Copy out all the records, word for word.

**Information provided:**

++++++

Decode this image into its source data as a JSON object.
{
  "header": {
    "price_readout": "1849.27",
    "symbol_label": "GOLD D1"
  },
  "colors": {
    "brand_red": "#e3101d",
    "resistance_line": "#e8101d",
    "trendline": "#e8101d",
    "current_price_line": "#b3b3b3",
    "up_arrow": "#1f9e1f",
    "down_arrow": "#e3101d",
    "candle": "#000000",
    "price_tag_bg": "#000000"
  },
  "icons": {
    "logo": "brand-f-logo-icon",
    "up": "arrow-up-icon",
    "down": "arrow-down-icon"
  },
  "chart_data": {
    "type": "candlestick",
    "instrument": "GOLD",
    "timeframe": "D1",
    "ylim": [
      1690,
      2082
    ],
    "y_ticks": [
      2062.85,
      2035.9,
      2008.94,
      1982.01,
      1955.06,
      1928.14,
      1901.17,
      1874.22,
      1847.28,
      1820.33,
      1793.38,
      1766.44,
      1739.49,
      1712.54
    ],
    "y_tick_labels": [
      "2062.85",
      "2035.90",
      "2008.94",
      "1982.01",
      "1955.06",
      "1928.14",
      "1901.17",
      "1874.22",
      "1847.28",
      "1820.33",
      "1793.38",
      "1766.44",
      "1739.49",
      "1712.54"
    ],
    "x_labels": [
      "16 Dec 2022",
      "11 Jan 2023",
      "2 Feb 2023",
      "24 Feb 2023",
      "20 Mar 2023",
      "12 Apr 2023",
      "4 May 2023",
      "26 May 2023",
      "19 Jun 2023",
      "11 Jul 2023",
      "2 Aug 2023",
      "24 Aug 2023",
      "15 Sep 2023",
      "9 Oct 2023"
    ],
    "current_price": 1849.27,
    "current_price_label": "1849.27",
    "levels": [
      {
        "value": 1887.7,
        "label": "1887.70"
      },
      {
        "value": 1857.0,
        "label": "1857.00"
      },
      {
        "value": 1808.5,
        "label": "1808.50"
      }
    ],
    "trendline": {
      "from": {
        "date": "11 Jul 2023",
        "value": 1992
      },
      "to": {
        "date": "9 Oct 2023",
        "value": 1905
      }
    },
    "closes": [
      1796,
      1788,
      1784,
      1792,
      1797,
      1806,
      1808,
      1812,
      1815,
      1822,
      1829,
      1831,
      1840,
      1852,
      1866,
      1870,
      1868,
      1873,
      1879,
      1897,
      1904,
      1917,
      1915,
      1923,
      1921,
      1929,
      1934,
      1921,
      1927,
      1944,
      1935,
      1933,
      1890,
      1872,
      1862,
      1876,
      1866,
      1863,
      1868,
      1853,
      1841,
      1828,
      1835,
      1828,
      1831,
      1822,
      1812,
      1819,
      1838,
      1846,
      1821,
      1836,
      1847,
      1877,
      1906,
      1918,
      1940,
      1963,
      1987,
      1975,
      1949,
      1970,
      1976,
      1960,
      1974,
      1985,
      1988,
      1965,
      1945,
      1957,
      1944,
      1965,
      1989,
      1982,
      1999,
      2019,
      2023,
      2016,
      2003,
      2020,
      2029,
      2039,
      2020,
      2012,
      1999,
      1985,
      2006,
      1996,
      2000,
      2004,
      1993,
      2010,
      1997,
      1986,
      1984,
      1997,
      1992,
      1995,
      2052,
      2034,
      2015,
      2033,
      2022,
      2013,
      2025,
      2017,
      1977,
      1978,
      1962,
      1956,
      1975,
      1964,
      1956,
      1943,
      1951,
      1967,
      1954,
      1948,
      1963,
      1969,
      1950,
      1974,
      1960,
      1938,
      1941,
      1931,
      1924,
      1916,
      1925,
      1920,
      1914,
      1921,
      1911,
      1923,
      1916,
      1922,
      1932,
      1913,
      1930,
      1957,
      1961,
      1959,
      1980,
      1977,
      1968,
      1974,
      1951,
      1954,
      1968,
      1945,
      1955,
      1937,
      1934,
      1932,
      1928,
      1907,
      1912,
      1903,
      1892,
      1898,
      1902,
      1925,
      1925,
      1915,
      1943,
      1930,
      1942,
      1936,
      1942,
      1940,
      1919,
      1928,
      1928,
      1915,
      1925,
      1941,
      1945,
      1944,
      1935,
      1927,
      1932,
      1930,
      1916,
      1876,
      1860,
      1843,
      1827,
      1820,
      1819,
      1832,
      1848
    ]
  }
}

++++++

**Response to the task:**
Decode this image into its source data as a JSON object.
{
  "header": {
    "price_readout": "1849.27",
    "symbol_label": "GOLD D1"
  },
  "colors": {
    "brand_red": "#e3101d",
    "resistance_line": "#e8101d",
    "trendline": "#e8101d",
    "current_price_line": "#b3b3b3",
    "up_arrow": "#1f9e1f",
    "down_arrow": "#e3101d",
    "candle": "#000000",
    "price_tag_bg": "#000000"
  },
  "icons": {
    "logo": "brand-f-logo-icon",
    "up": "arrow-up-icon",
    "down": "arrow-down-icon"
  },
  "chart_data": {
    "type": "candlestick",
    "instrument": "GOLD",
    "timeframe": "D1",
    "ylim": [
      1690,
      2082
    ],
    "y_ticks": [
      2062.85,
      2035.9,
      2008.94,
      1982.01,
      1955.06,
      1928.14,
      1901.17,
      1874.22,
      1847.28,
      1820.33,
      1793.38,
      1766.44,
      1739.49,
      1712.54
    ],
    "y_tick_labels": [
      "2062.85",
      "2035.90",
      "2008.94",
      "1982.01",
      "1955.06",
      "1928.14",
      "1901.17",
      "1874.22",
      "1847.28",
      "1820.33",
      "1793.38",
      "1766.44",
      "1739.49",
      "1712.54"
    ],
    "x_labels": [
      "16 Dec 2022",
      "11 Jan 2023",
      "2 Feb 2023",
      "24 Feb 2023",
      "20 Mar 2023",
      "12 Apr 2023",
      "4 May 2023",
      "26 May 2023",
      "19 Jun 2023",
      "11 Jul 2023",
      "2 Aug 2023",
      "24 Aug 2023",
      "15 Sep 2023",
      "9 Oct 2023"
    ],
    "current_price": 1849.27,
    "current_price_label": "1849.27",
    "levels": [
      {
        "value": 1887.7,
        "label": "1887.70"
      },
      {
        "value": 1857.0,
        "label": "1857.00"
      },
      {
        "value": 1808.5,
        "label": "1808.50"
      }
    ],
    "trendline": {
      "from": {
        "date": "11 Jul 2023",
        "value": 1992
      },
      "to": {
        "date": "9 Oct 2023",
        "value": 1905
      }
    },
    "closes": [
      1796,
      1788,
      1784,
      1792,
      1797,
      1806,
      1808,
      1812,
      1815,
      1822,
      1829,
      1831,
      1840,
      1852,
      1866,
      1870,
      1868,
      1873,
      1879,
      1897,
      1904,
      1917,
      1915,
      1923,
      1921,
      1929,
      1934,
      1921,
      1927,
      1944,
      1935,
      1933,
      1890,
      1872,
      1862,
      1876,
      1866,
      1863,
      1868,
      1853,
      1841,
      1828,
      1835,
      1828,
      1831,
      1822,
      1812,
      1819,
      1838,
      1846,
      1821,
      1836,
      1847,
      1877,
      1906,
      1918,
      1940,
      1963,
      1987,
      1975,
      1949,
      1970,
      1976,
      1960,
      1974,
      1985,
      1988,
      1965,
      1945,
      1957,
      1944,
      1965,
      1989,
      1982,
      1999,
      2019,
      2023,
      2016,
      2003,
      2020,
      2029,
      2039,
      2020,
      2012,
      1999,
      1985,
      2006,
      1996,
      2000,
      2004,
      1993,
      2010,
      1997,
      1986,
      1984,
      1997,
      1992,
      1995,
      2052,
      2034,
      2015,
      2033,
      2022,
      2013,
      2025,
      2017,
      1977,
      1978,
      1962,
      1956,
      1975,
      1964,
      1956,
      1943,
      1951,
      1967,
      1954,
      1948,
      1963,
      1969,
      1950,
      1974,
      1960,
      1938,
      1941,
      1931,
      1924,
      1916,
      1925,
      1920,
      1914,
      1921,
      1911,
      1923,
      1916,
      1922,
      1932,
      1913,
      1930,
      1957,
      1961,
      1959,
      1980,
      1977,
      1968,
      1974,
      1951,
      1954,
      1968,
      1945,
      1955,
      1937,
      1934,
      1932,
      1928,
      1907,
      1912,
      1903,
      1892,
      1898,
      1902,
      1925,
      1925,
      1915,
      1943,
      1930,
      1942,
      1936,
      1942,
      1940,
      1919,
      1928,
      1928,
      1915,
      1925,
      1941,
      1945,
      1944,
      1935,
      1927,
      1932,
      1930,
      1916,
      1876,
      1860,
      1843,
      1827,
      1820,
      1819,
      1832,
      1848
    ]
  }
}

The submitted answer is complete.